__Material for this exercise__
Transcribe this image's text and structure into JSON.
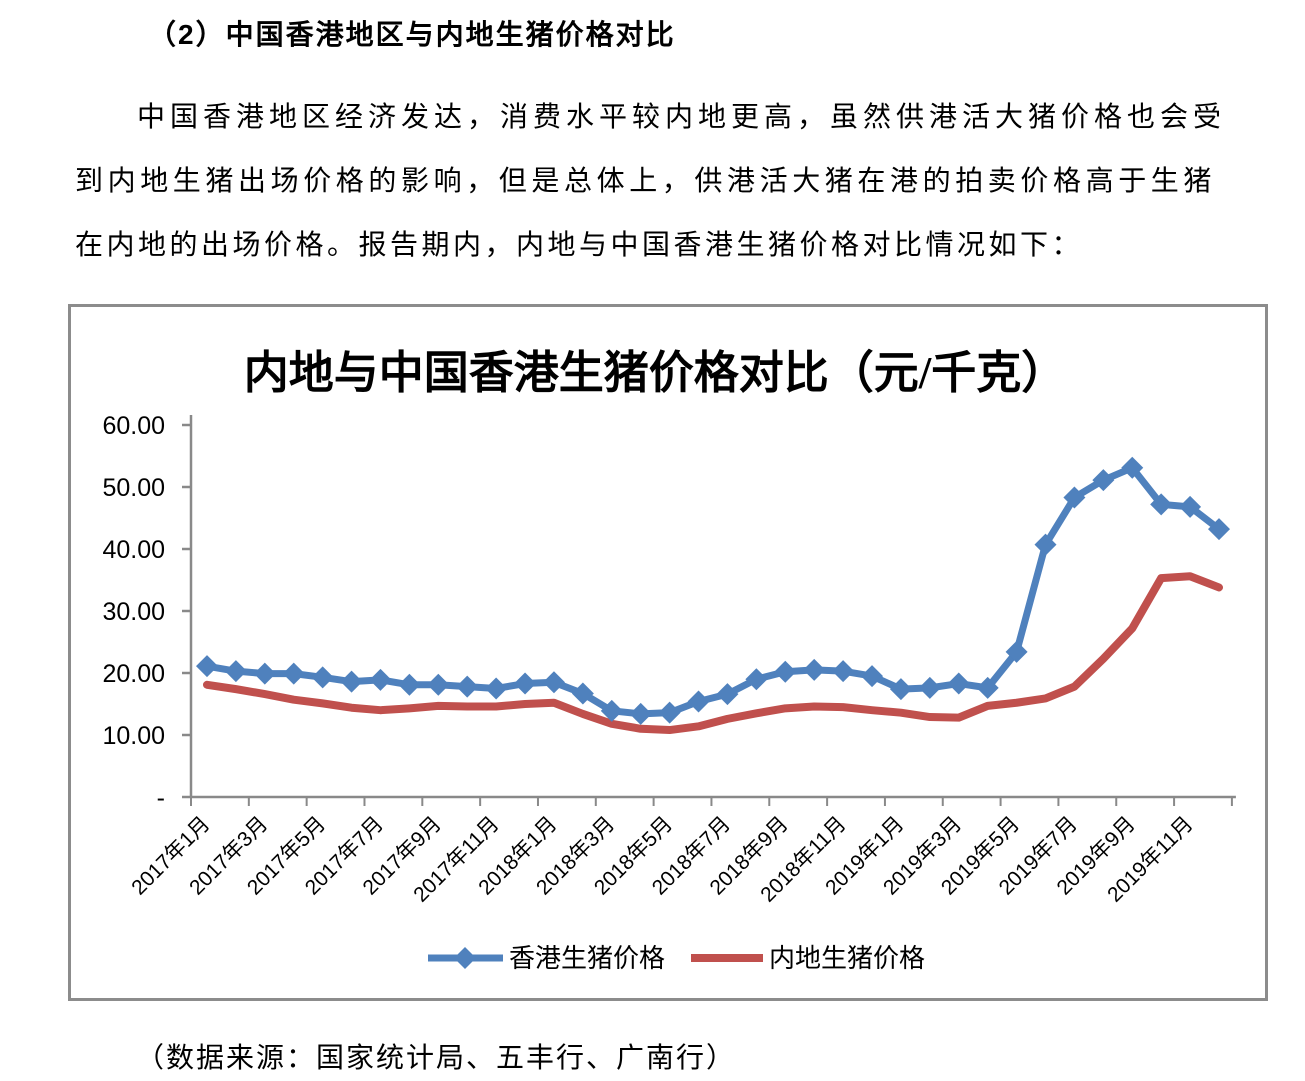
{
  "page": {
    "heading": "（2）中国香港地区与内地生猪价格对比",
    "paragraph_lines": [
      "中国香港地区经济发达，消费水平较内地更高，虽然供港活大猪价格也会受",
      "到内地生猪出场价格的影响，但是总体上，供港活大猪在港的拍卖价格高于生猪",
      "在内地的出场价格。报告期内，内地与中国香港生猪价格对比情况如下："
    ],
    "source_note": "（数据来源：国家统计局、五丰行、广南行）"
  },
  "chart_data": {
    "type": "line",
    "title": "内地与中国香港生猪价格对比（元/千克）",
    "unit": "元/千克",
    "ylim": [
      0,
      60
    ],
    "y_tick_labels": [
      "60.00",
      "50.00",
      "40.00",
      "30.00",
      "20.00",
      "10.00",
      "-"
    ],
    "x_tick_labels": [
      "2017年1月",
      "2017年3月",
      "2017年5月",
      "2017年7月",
      "2017年9月",
      "2017年11月",
      "2018年1月",
      "2018年3月",
      "2018年5月",
      "2018年7月",
      "2018年9月",
      "2018年11月",
      "2019年1月",
      "2019年3月",
      "2019年5月",
      "2019年7月",
      "2019年9月",
      "2019年11月"
    ],
    "months_span": "2017年1月–2019年12月（每月一个数据点，共36个）",
    "grid": false,
    "legend_position": "bottom",
    "axis_color": "#898989",
    "series": [
      {
        "name": "香港生猪价格",
        "color": "#4F81BD",
        "marker": "diamond",
        "values": [
          21.1,
          20.3,
          19.9,
          19.9,
          19.3,
          18.6,
          18.9,
          18.1,
          18.1,
          17.8,
          17.5,
          18.3,
          18.5,
          16.7,
          13.9,
          13.4,
          13.6,
          15.4,
          16.6,
          19.0,
          20.2,
          20.5,
          20.3,
          19.5,
          17.4,
          17.6,
          18.3,
          17.6,
          23.4,
          40.7,
          48.3,
          51.1,
          53.1,
          47.2,
          46.8,
          43.2
        ]
      },
      {
        "name": "内地生猪价格",
        "color": "#C0504D",
        "marker": "none",
        "values": [
          18.1,
          17.4,
          16.6,
          15.7,
          15.1,
          14.4,
          14.0,
          14.3,
          14.7,
          14.6,
          14.6,
          15.0,
          15.2,
          13.4,
          11.8,
          11.0,
          10.8,
          11.4,
          12.6,
          13.5,
          14.3,
          14.6,
          14.5,
          14.0,
          13.6,
          12.9,
          12.8,
          14.7,
          15.2,
          15.9,
          17.8,
          22.3,
          27.2,
          35.3,
          35.6,
          33.8
        ]
      }
    ]
  }
}
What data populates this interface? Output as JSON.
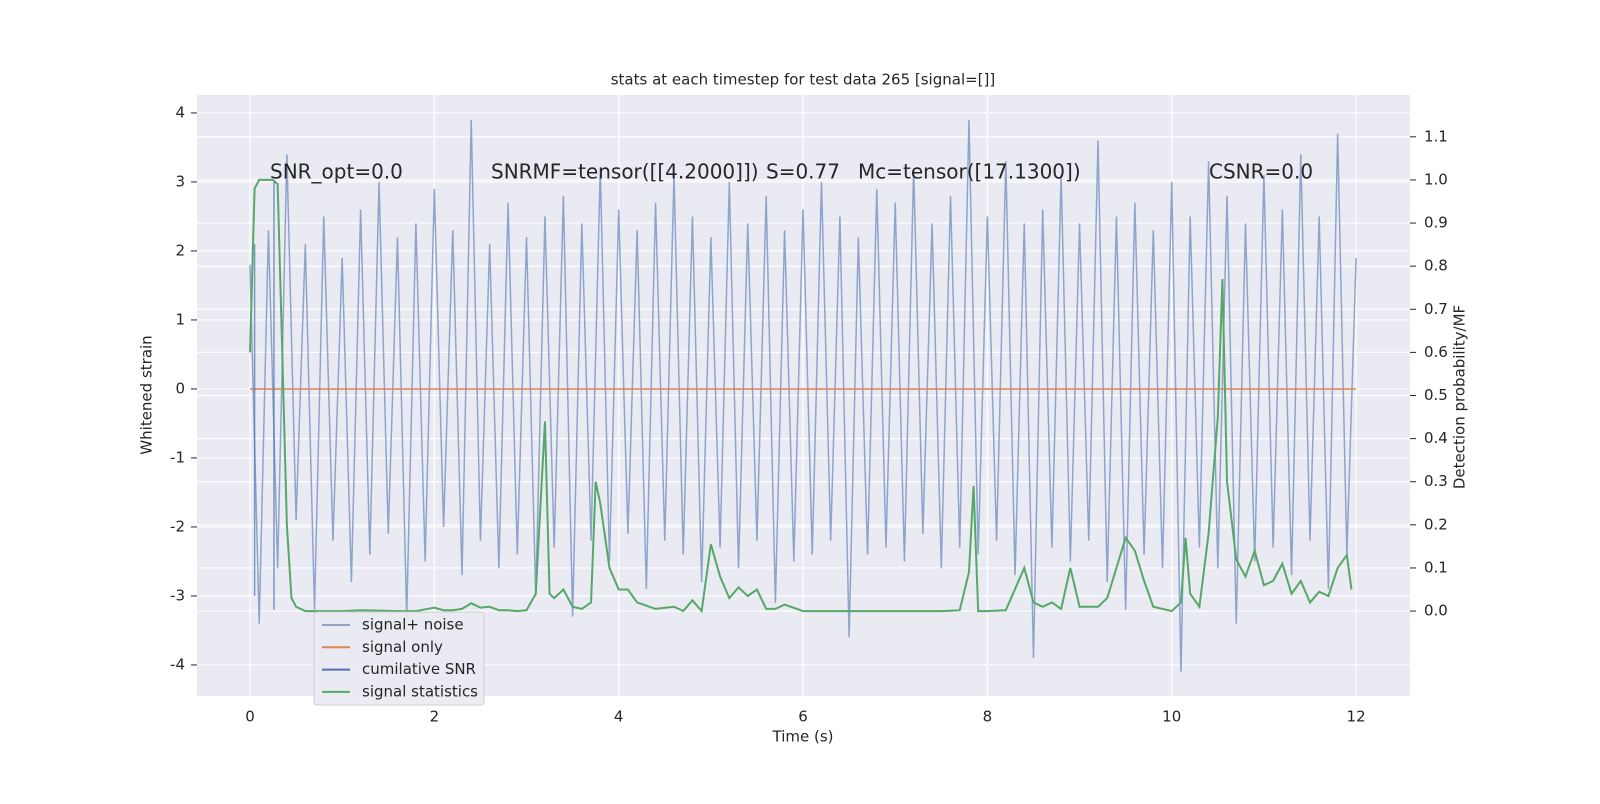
{
  "chart_data": {
    "type": "line",
    "title": "stats at each timestep for test data 265 [signal=[]]",
    "x_label": "Time (s)",
    "y_label": "Whitened strain",
    "y2_label": "Detection probability/MF",
    "xlim": [
      -0.575,
      12.585
    ],
    "xticks": [
      0,
      2,
      4,
      6,
      8,
      10,
      12
    ],
    "ylim": [
      -4.45,
      4.26
    ],
    "yticks": [
      -4,
      -3,
      -2,
      -1,
      0,
      1,
      2,
      3,
      4
    ],
    "y2lim": [
      -0.197,
      1.197
    ],
    "y2ticks": [
      {
        "value": 0,
        "label": "0.0"
      },
      0.1,
      0.2,
      0.3,
      0.4,
      0.5,
      0.6,
      0.7,
      0.8,
      0.9,
      {
        "value": 1,
        "label": "1.0"
      },
      1.1
    ],
    "grid": true,
    "legend": "lower left",
    "annotations": [
      "SNR_opt=0.0",
      "SNRMF=tensor([[4.2000]])",
      "S=0.77",
      "Mc=tensor([17.1300])",
      "CSNR=0.0"
    ],
    "series": [
      {
        "name": "signal+ noise",
        "color": "#8fa4cc",
        "x": [
          0,
          0.1,
          0.2,
          0.3,
          0.4,
          0.5,
          0.6,
          0.7,
          0.8,
          0.9,
          1,
          1.1,
          1.2,
          1.3,
          1.4,
          1.5,
          1.6,
          1.7,
          1.8,
          1.9,
          2,
          2.1,
          2.2,
          2.3,
          2.4,
          2.5,
          2.6,
          2.7,
          2.8,
          2.9,
          3,
          3.1,
          3.2,
          3.3,
          3.4,
          3.5,
          3.6,
          3.7,
          3.8,
          3.9,
          4,
          4.1,
          4.2,
          4.3,
          4.4,
          4.5,
          4.6,
          4.7,
          4.8,
          4.9,
          5,
          5.1,
          5.2,
          5.3,
          5.4,
          5.5,
          5.6,
          5.7,
          5.8,
          5.9,
          6,
          6.1,
          6.2,
          6.3,
          6.4,
          6.5,
          6.6,
          6.7,
          6.8,
          6.9,
          7,
          7.1,
          7.2,
          7.3,
          7.4,
          7.5,
          7.6,
          7.7,
          7.8,
          7.9,
          8,
          8.1,
          8.2,
          8.3,
          8.4,
          8.5,
          8.6,
          8.7,
          8.8,
          8.9,
          9,
          9.1,
          9.2,
          9.3,
          9.4,
          9.5,
          9.6,
          9.7,
          9.8,
          9.9,
          10,
          10.1,
          10.2,
          10.3,
          10.4,
          10.5,
          10.6,
          10.7,
          10.8,
          10.9,
          11,
          11.1,
          11.2,
          11.3,
          11.4,
          11.5,
          11.6,
          11.7,
          11.8,
          11.9,
          12
        ],
        "values": [
          1.8,
          -3.4,
          2.3,
          -2.6,
          3.4,
          -1.9,
          2.1,
          -3.2,
          2.5,
          -2.2,
          1.9,
          -2.8,
          2.6,
          -2.4,
          3.0,
          -2.1,
          2.2,
          -3.3,
          2.4,
          -2.5,
          2.9,
          -2.0,
          2.3,
          -2.7,
          3.9,
          -2.2,
          2.1,
          -2.6,
          2.7,
          -2.4,
          2.2,
          -3.0,
          2.5,
          -2.3,
          2.8,
          -3.3,
          2.4,
          -2.2,
          3.2,
          -2.5,
          2.6,
          -2.1,
          2.3,
          -2.9,
          2.7,
          -2.2,
          3.1,
          -2.4,
          2.5,
          -2.8,
          2.2,
          -2.3,
          3.0,
          -2.6,
          2.4,
          -2.2,
          2.8,
          -3.1,
          2.3,
          -2.5,
          2.6,
          -2.4,
          3.0,
          -2.2,
          2.5,
          -3.6,
          2.2,
          -2.4,
          2.9,
          -2.3,
          2.7,
          -2.5,
          3.2,
          -2.1,
          2.4,
          -2.6,
          2.8,
          -2.3,
          3.9,
          -2.4,
          2.5,
          -2.2,
          3.3,
          -2.7,
          2.4,
          -3.9,
          2.6,
          -2.3,
          3.1,
          -2.5,
          2.4,
          -2.2,
          3.6,
          -2.8,
          2.5,
          -3.2,
          2.7,
          -2.4,
          2.3,
          -2.6,
          3.0,
          -4.1,
          2.5,
          -2.3,
          3.3,
          -2.6,
          2.8,
          -3.4,
          2.4,
          -2.5,
          3.1,
          -2.3,
          2.6,
          -2.7,
          3.4,
          -2.2,
          2.5,
          -2.9,
          3.7,
          -2.4,
          1.9
        ]
      },
      {
        "name": "signal only",
        "color": "#dd8452",
        "x": [
          0,
          12
        ],
        "values": [
          0,
          0
        ]
      },
      {
        "name": "cumilative SNR",
        "color": "#4c72b0",
        "x": [
          0.05,
          0.05,
          0.15,
          0.26,
          0.26
        ],
        "values": [
          2.1,
          -3.0,
          null,
          3.0,
          -3.2
        ]
      },
      {
        "name": "signal statistics",
        "color": "#55a868",
        "axis": "y2",
        "x": [
          0,
          0.05,
          0.1,
          0.15,
          0.2,
          0.25,
          0.3,
          0.35,
          0.4,
          0.45,
          0.5,
          0.6,
          0.8,
          1.0,
          1.2,
          1.4,
          1.6,
          1.8,
          2.0,
          2.1,
          2.2,
          2.3,
          2.4,
          2.5,
          2.6,
          2.7,
          2.8,
          2.9,
          3.0,
          3.1,
          3.2,
          3.25,
          3.3,
          3.4,
          3.5,
          3.6,
          3.7,
          3.75,
          3.8,
          3.9,
          4.0,
          4.1,
          4.2,
          4.4,
          4.6,
          4.7,
          4.8,
          4.9,
          5.0,
          5.1,
          5.2,
          5.3,
          5.4,
          5.5,
          5.6,
          5.7,
          5.8,
          6.0,
          6.2,
          6.5,
          7.0,
          7.5,
          7.7,
          7.8,
          7.85,
          7.9,
          8.0,
          8.2,
          8.4,
          8.5,
          8.6,
          8.7,
          8.8,
          8.9,
          9.0,
          9.2,
          9.3,
          9.4,
          9.5,
          9.6,
          9.7,
          9.8,
          10.0,
          10.1,
          10.15,
          10.2,
          10.3,
          10.4,
          10.5,
          10.55,
          10.6,
          10.7,
          10.8,
          10.9,
          11.0,
          11.1,
          11.2,
          11.3,
          11.4,
          11.5,
          11.6,
          11.7,
          11.8,
          11.9,
          11.95
        ],
        "values": [
          0.6,
          0.98,
          1.0,
          1.0,
          1.0,
          1.0,
          0.99,
          0.6,
          0.2,
          0.03,
          0.01,
          0.0,
          0.0,
          0.0,
          0.002,
          0.001,
          0.0,
          0.0,
          0.008,
          0.002,
          0.002,
          0.005,
          0.018,
          0.008,
          0.01,
          0.002,
          0.002,
          0.0,
          0.002,
          0.04,
          0.44,
          0.04,
          0.03,
          0.05,
          0.01,
          0.005,
          0.02,
          0.3,
          0.25,
          0.1,
          0.05,
          0.05,
          0.02,
          0.005,
          0.01,
          0.0,
          0.025,
          0.0,
          0.155,
          0.08,
          0.03,
          0.055,
          0.035,
          0.05,
          0.005,
          0.005,
          0.015,
          0.0,
          0.0,
          0.0,
          0.0,
          0.0,
          0.002,
          0.09,
          0.29,
          0.0,
          0.0,
          0.002,
          0.1,
          0.02,
          0.01,
          0.02,
          0.005,
          0.1,
          0.01,
          0.01,
          0.03,
          0.1,
          0.17,
          0.14,
          0.07,
          0.01,
          0.0,
          0.02,
          0.17,
          0.04,
          0.01,
          0.18,
          0.45,
          0.77,
          0.3,
          0.12,
          0.08,
          0.14,
          0.06,
          0.07,
          0.11,
          0.04,
          0.07,
          0.02,
          0.045,
          0.035,
          0.1,
          0.13,
          0.05
        ]
      }
    ]
  }
}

__Exercise__
Show every line from the entries above in which "signal" appears.

__The solution__
    "title": "stats at each timestep for test data 265 [signal=[]]",
        "name": "signal+ noise",
        "name": "signal only",
        "name": "signal statistics",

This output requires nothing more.